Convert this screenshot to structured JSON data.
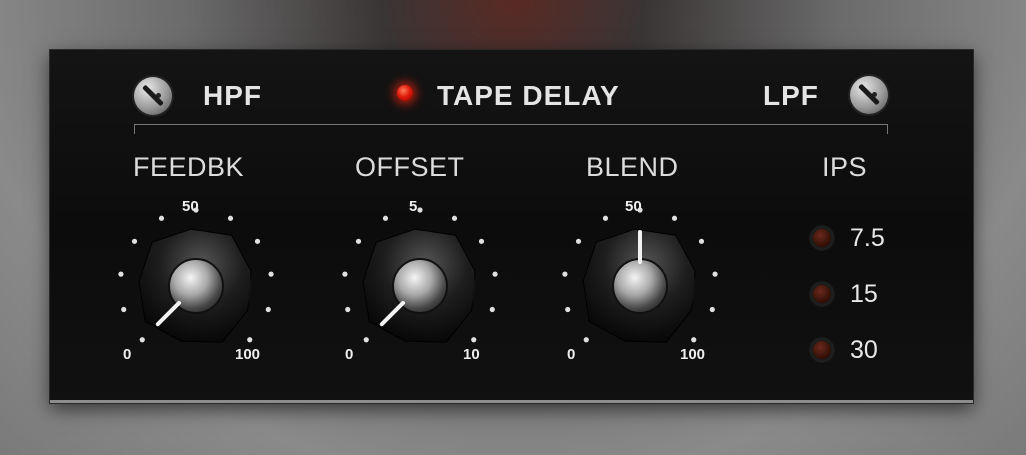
{
  "header": {
    "hpf_label": "HPF",
    "title": "TAPE DELAY",
    "lpf_label": "LPF"
  },
  "knobs": [
    {
      "name": "feedbk",
      "label": "FEEDBK",
      "min_label": "0",
      "mid_label": "50",
      "max_label": "100",
      "min": 0,
      "max": 100,
      "value": 0
    },
    {
      "name": "offset",
      "label": "OFFSET",
      "min_label": "0",
      "mid_label": "5",
      "max_label": "10",
      "min": 0,
      "max": 10,
      "value": 0
    },
    {
      "name": "blend",
      "label": "BLEND",
      "min_label": "0",
      "mid_label": "50",
      "max_label": "100",
      "min": 0,
      "max": 100,
      "value": 50
    }
  ],
  "ips": {
    "label": "IPS",
    "options": [
      "7.5",
      "15",
      "30"
    ]
  },
  "colors": {
    "led_on": "#ff2a10",
    "led_off": "#4a1a10",
    "panel": "#111111"
  }
}
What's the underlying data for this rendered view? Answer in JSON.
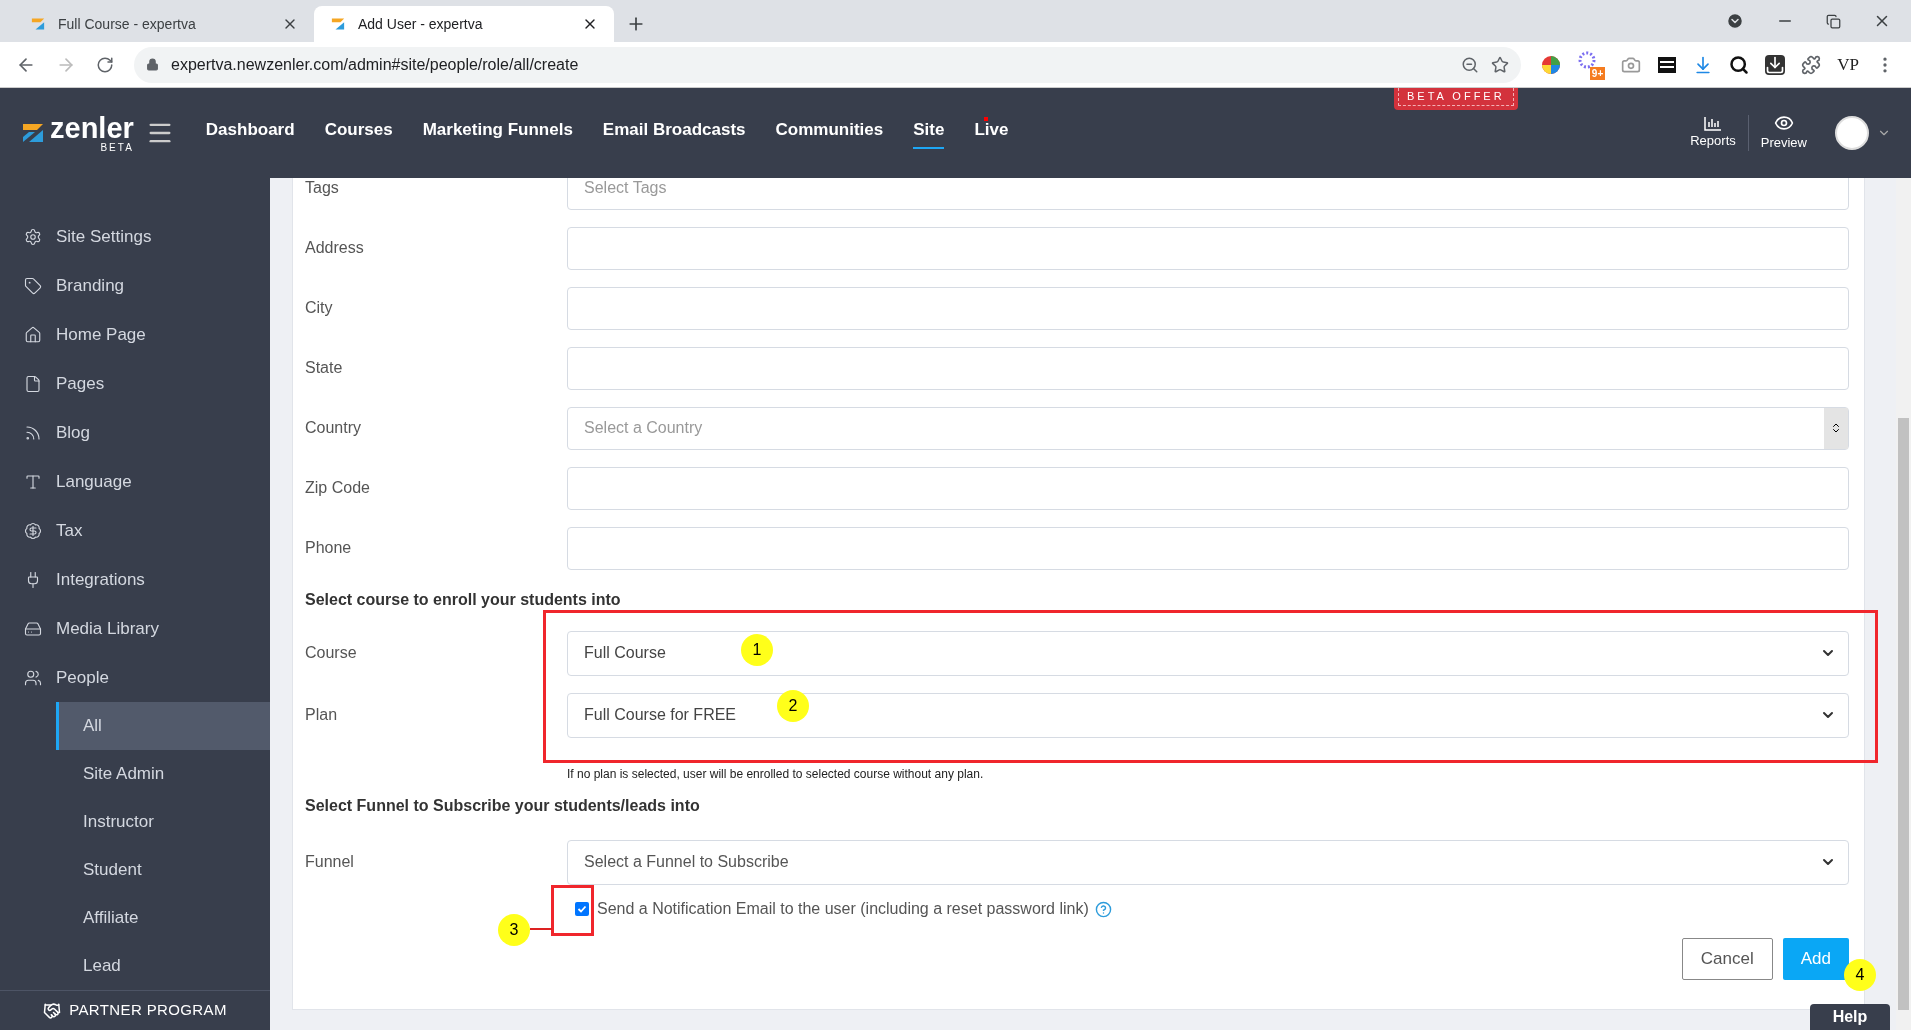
{
  "browser": {
    "tabs": [
      {
        "title": "Full Course - expertva",
        "selected": false
      },
      {
        "title": "Add User - expertva",
        "selected": true
      }
    ],
    "url": "expertva.newzenler.com/admin#site/people/role/all/create",
    "extension_badge": "9+",
    "extension_label": "VP"
  },
  "header": {
    "logo": "zenler",
    "logo_sub": "BETA",
    "beta_offer": "BETA OFFER",
    "nav": [
      {
        "label": "Dashboard",
        "selected": false,
        "dot": false
      },
      {
        "label": "Courses",
        "selected": false,
        "dot": false
      },
      {
        "label": "Marketing Funnels",
        "selected": false,
        "dot": false
      },
      {
        "label": "Email Broadcasts",
        "selected": false,
        "dot": false
      },
      {
        "label": "Communities",
        "selected": false,
        "dot": false
      },
      {
        "label": "Site",
        "selected": true,
        "dot": false
      },
      {
        "label": "Live",
        "selected": false,
        "dot": true
      }
    ],
    "tools": [
      {
        "label": "Reports"
      },
      {
        "label": "Preview"
      }
    ]
  },
  "sidebar": {
    "items": [
      {
        "label": "Site Settings"
      },
      {
        "label": "Branding"
      },
      {
        "label": "Home Page"
      },
      {
        "label": "Pages"
      },
      {
        "label": "Blog"
      },
      {
        "label": "Language"
      },
      {
        "label": "Tax"
      },
      {
        "label": "Integrations"
      },
      {
        "label": "Media Library"
      },
      {
        "label": "People",
        "children": [
          {
            "label": "All",
            "selected": true
          },
          {
            "label": "Site Admin",
            "selected": false
          },
          {
            "label": "Instructor",
            "selected": false
          },
          {
            "label": "Student",
            "selected": false
          },
          {
            "label": "Affiliate",
            "selected": false
          },
          {
            "label": "Lead",
            "selected": false
          }
        ]
      }
    ],
    "footer": "PARTNER PROGRAM"
  },
  "form": {
    "rows": [
      {
        "label": "Tags",
        "kind": "tags",
        "placeholder": "Select Tags"
      },
      {
        "label": "Address",
        "kind": "text"
      },
      {
        "label": "City",
        "kind": "text"
      },
      {
        "label": "State",
        "kind": "text"
      },
      {
        "label": "Country",
        "kind": "country",
        "placeholder": "Select a Country"
      },
      {
        "label": "Zip Code",
        "kind": "text"
      },
      {
        "label": "Phone",
        "kind": "text"
      }
    ],
    "enroll": {
      "heading": "Select course to enroll your students into",
      "rows": [
        {
          "label": "Course",
          "value": "Full Course"
        },
        {
          "label": "Plan",
          "value": "Full Course for FREE"
        }
      ],
      "hint": "If no plan is selected, user will be enrolled to selected course without any plan."
    },
    "funnel": {
      "heading": "Select Funnel to Subscribe your students/leads into",
      "label": "Funnel",
      "placeholder": "Select a Funnel to Subscribe"
    },
    "notify": {
      "label": "Send a Notification Email to the user (including a reset password link)",
      "checked": true
    },
    "buttons": [
      {
        "label": "Cancel",
        "kind": "secondary"
      },
      {
        "label": "Add",
        "kind": "primary"
      }
    ]
  },
  "annotations": [
    {
      "number": "1"
    },
    {
      "number": "2"
    },
    {
      "number": "3"
    },
    {
      "number": "4"
    }
  ],
  "help": "Help"
}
*-*-*
- Exercise requirements:
Extract every line containing the string "heading" from the data above.

- Worked solution:
      "heading": "Select course to enroll your students into",
      "heading": "Select Funnel to Subscribe your students/leads into",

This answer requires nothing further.